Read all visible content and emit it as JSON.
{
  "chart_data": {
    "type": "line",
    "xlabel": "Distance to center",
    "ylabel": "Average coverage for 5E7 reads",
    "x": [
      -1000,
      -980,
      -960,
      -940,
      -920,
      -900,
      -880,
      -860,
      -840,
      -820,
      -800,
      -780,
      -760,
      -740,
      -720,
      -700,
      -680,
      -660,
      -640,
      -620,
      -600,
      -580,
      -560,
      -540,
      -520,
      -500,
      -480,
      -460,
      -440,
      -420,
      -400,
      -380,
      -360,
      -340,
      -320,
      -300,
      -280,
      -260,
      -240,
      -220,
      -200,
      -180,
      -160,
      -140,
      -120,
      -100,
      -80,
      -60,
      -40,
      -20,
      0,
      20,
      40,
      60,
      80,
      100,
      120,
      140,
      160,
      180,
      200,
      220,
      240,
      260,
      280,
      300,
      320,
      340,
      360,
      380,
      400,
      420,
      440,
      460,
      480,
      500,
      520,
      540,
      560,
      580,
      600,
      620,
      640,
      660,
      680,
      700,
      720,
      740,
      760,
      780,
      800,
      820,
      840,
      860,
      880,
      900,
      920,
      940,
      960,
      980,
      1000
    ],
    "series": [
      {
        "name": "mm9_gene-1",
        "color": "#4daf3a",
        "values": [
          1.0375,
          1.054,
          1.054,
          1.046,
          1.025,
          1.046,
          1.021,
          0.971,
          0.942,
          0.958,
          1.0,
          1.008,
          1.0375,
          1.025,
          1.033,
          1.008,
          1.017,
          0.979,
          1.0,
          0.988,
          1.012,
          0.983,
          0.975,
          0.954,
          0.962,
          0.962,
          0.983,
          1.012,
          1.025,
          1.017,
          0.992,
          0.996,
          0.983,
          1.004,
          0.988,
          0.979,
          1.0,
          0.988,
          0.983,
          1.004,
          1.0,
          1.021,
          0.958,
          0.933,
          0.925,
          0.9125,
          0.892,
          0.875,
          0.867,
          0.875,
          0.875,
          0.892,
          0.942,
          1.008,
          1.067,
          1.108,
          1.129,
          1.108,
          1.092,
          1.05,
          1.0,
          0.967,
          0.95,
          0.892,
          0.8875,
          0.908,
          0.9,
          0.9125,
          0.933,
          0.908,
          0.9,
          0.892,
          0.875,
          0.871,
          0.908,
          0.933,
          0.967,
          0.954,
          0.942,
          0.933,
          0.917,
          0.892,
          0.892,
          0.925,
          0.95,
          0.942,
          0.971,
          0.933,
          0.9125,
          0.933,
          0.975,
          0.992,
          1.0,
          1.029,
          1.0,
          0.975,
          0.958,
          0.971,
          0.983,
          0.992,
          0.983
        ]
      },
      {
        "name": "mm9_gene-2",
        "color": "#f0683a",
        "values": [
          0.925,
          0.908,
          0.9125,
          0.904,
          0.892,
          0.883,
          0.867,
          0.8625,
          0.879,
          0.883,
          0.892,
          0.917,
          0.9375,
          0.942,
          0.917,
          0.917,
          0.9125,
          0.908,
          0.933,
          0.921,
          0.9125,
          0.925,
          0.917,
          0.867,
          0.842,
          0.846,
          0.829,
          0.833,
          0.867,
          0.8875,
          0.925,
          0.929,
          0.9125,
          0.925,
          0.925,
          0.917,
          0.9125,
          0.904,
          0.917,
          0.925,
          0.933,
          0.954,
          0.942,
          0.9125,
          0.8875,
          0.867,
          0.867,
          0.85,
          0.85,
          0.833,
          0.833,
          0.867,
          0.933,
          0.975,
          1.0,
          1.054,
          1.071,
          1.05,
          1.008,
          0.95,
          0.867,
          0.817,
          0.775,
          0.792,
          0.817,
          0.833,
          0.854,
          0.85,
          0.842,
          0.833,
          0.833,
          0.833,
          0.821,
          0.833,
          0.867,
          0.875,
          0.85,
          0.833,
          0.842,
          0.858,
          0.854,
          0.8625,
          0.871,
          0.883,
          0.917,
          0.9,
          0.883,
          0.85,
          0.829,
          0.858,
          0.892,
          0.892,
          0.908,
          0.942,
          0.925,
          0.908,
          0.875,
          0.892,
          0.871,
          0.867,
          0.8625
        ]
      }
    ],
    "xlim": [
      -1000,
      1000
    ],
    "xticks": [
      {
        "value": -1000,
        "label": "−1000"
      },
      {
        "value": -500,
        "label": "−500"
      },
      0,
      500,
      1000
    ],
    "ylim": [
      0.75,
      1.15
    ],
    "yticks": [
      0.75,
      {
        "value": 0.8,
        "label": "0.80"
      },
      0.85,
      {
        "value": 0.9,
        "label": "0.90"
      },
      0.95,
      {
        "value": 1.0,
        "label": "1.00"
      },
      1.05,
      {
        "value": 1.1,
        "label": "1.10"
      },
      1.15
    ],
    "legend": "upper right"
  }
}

**WHAT YOU WILL DO**
Return the listing above in full, character for character.

**RESULT**
Read all visible content and emit it as JSON.
{
  "chart_data": {
    "type": "line",
    "xlabel": "Distance to center",
    "ylabel": "Average coverage for 5E7 reads",
    "x": [
      -1000,
      -980,
      -960,
      -940,
      -920,
      -900,
      -880,
      -860,
      -840,
      -820,
      -800,
      -780,
      -760,
      -740,
      -720,
      -700,
      -680,
      -660,
      -640,
      -620,
      -600,
      -580,
      -560,
      -540,
      -520,
      -500,
      -480,
      -460,
      -440,
      -420,
      -400,
      -380,
      -360,
      -340,
      -320,
      -300,
      -280,
      -260,
      -240,
      -220,
      -200,
      -180,
      -160,
      -140,
      -120,
      -100,
      -80,
      -60,
      -40,
      -20,
      0,
      20,
      40,
      60,
      80,
      100,
      120,
      140,
      160,
      180,
      200,
      220,
      240,
      260,
      280,
      300,
      320,
      340,
      360,
      380,
      400,
      420,
      440,
      460,
      480,
      500,
      520,
      540,
      560,
      580,
      600,
      620,
      640,
      660,
      680,
      700,
      720,
      740,
      760,
      780,
      800,
      820,
      840,
      860,
      880,
      900,
      920,
      940,
      960,
      980,
      1000
    ],
    "series": [
      {
        "name": "mm9_gene-1",
        "color": "#4daf3a",
        "values": [
          1.0375,
          1.054,
          1.054,
          1.046,
          1.025,
          1.046,
          1.021,
          0.971,
          0.942,
          0.958,
          1.0,
          1.008,
          1.0375,
          1.025,
          1.033,
          1.008,
          1.017,
          0.979,
          1.0,
          0.988,
          1.012,
          0.983,
          0.975,
          0.954,
          0.962,
          0.962,
          0.983,
          1.012,
          1.025,
          1.017,
          0.992,
          0.996,
          0.983,
          1.004,
          0.988,
          0.979,
          1.0,
          0.988,
          0.983,
          1.004,
          1.0,
          1.021,
          0.958,
          0.933,
          0.925,
          0.9125,
          0.892,
          0.875,
          0.867,
          0.875,
          0.875,
          0.892,
          0.942,
          1.008,
          1.067,
          1.108,
          1.129,
          1.108,
          1.092,
          1.05,
          1.0,
          0.967,
          0.95,
          0.892,
          0.8875,
          0.908,
          0.9,
          0.9125,
          0.933,
          0.908,
          0.9,
          0.892,
          0.875,
          0.871,
          0.908,
          0.933,
          0.967,
          0.954,
          0.942,
          0.933,
          0.917,
          0.892,
          0.892,
          0.925,
          0.95,
          0.942,
          0.971,
          0.933,
          0.9125,
          0.933,
          0.975,
          0.992,
          1.0,
          1.029,
          1.0,
          0.975,
          0.958,
          0.971,
          0.983,
          0.992,
          0.983
        ]
      },
      {
        "name": "mm9_gene-2",
        "color": "#f0683a",
        "values": [
          0.925,
          0.908,
          0.9125,
          0.904,
          0.892,
          0.883,
          0.867,
          0.8625,
          0.879,
          0.883,
          0.892,
          0.917,
          0.9375,
          0.942,
          0.917,
          0.917,
          0.9125,
          0.908,
          0.933,
          0.921,
          0.9125,
          0.925,
          0.917,
          0.867,
          0.842,
          0.846,
          0.829,
          0.833,
          0.867,
          0.8875,
          0.925,
          0.929,
          0.9125,
          0.925,
          0.925,
          0.917,
          0.9125,
          0.904,
          0.917,
          0.925,
          0.933,
          0.954,
          0.942,
          0.9125,
          0.8875,
          0.867,
          0.867,
          0.85,
          0.85,
          0.833,
          0.833,
          0.867,
          0.933,
          0.975,
          1.0,
          1.054,
          1.071,
          1.05,
          1.008,
          0.95,
          0.867,
          0.817,
          0.775,
          0.792,
          0.817,
          0.833,
          0.854,
          0.85,
          0.842,
          0.833,
          0.833,
          0.833,
          0.821,
          0.833,
          0.867,
          0.875,
          0.85,
          0.833,
          0.842,
          0.858,
          0.854,
          0.8625,
          0.871,
          0.883,
          0.917,
          0.9,
          0.883,
          0.85,
          0.829,
          0.858,
          0.892,
          0.892,
          0.908,
          0.942,
          0.925,
          0.908,
          0.875,
          0.892,
          0.871,
          0.867,
          0.8625
        ]
      }
    ],
    "xlim": [
      -1000,
      1000
    ],
    "xticks": [
      {
        "value": -1000,
        "label": "−1000"
      },
      {
        "value": -500,
        "label": "−500"
      },
      0,
      500,
      1000
    ],
    "ylim": [
      0.75,
      1.15
    ],
    "yticks": [
      0.75,
      {
        "value": 0.8,
        "label": "0.80"
      },
      0.85,
      {
        "value": 0.9,
        "label": "0.90"
      },
      0.95,
      {
        "value": 1.0,
        "label": "1.00"
      },
      1.05,
      {
        "value": 1.1,
        "label": "1.10"
      },
      1.15
    ],
    "legend": "upper right"
  }
}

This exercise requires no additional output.